▸ **Directions for this task**: Find the word "general" in the listing, and copy out each line where it turns up.

▸ **Dataset extract**:
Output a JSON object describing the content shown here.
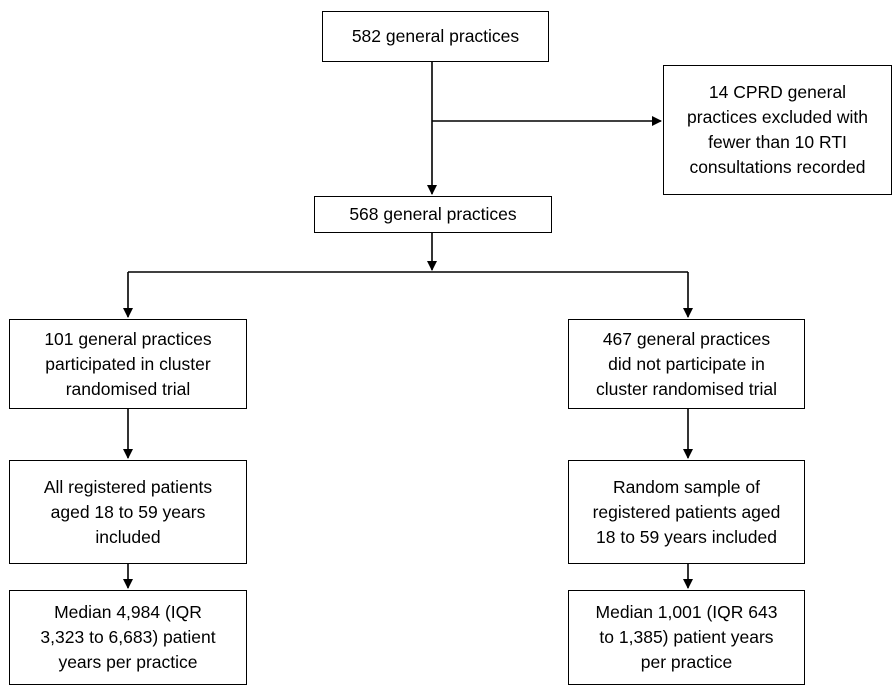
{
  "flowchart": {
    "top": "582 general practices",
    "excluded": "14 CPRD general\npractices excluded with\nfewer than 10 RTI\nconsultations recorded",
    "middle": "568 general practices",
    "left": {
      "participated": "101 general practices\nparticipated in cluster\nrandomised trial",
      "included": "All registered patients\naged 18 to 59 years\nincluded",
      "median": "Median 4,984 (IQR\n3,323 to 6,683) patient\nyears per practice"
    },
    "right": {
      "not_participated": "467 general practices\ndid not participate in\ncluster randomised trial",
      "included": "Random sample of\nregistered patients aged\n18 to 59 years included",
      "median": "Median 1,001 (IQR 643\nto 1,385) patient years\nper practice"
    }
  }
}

▸ **Solution**:
    "top": "582 general practices",
    "excluded": "14 CPRD general\npractices excluded with\nfewer than 10 RTI\nconsultations recorded",
    "middle": "568 general practices",
      "participated": "101 general practices\nparticipated in cluster\nrandomised trial",
      "not_participated": "467 general practices\ndid not participate in\ncluster randomised trial",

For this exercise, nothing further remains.